Provided material
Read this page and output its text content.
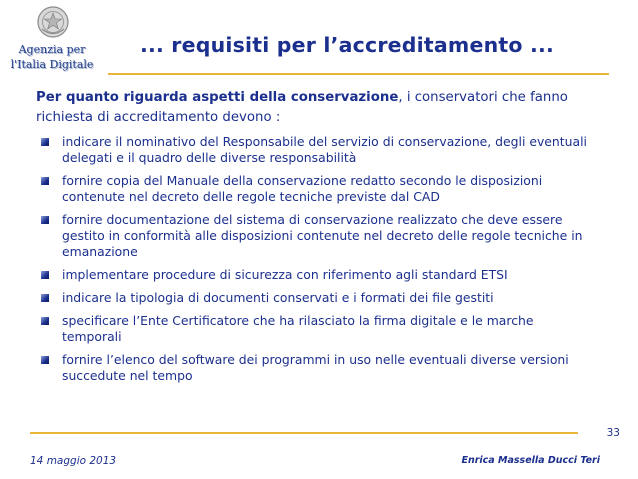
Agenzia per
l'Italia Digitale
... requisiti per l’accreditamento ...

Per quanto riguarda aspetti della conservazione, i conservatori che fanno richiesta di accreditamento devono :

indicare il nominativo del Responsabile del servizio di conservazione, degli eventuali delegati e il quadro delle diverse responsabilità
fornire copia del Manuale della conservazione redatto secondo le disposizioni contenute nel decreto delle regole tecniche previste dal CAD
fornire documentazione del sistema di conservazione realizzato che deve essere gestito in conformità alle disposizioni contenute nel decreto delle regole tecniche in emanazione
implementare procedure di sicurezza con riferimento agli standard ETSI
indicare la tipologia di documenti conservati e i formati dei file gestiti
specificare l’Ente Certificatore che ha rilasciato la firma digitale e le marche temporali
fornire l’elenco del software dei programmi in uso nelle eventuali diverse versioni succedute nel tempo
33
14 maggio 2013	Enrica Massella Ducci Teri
==
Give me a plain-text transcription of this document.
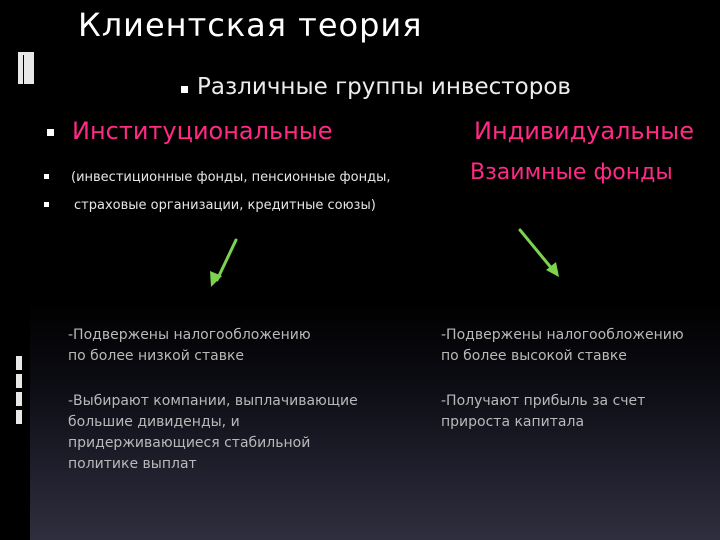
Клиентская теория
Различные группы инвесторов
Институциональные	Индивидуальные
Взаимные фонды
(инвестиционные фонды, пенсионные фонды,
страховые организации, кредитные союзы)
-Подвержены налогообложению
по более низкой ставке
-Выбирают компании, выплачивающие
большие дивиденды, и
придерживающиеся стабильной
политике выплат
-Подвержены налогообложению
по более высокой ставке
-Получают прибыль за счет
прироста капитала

Job
Which lines contain the word "фонды"? Copy each one.

Written response
Взаимные фонды
(инвестиционные фонды, пенсионные фонды,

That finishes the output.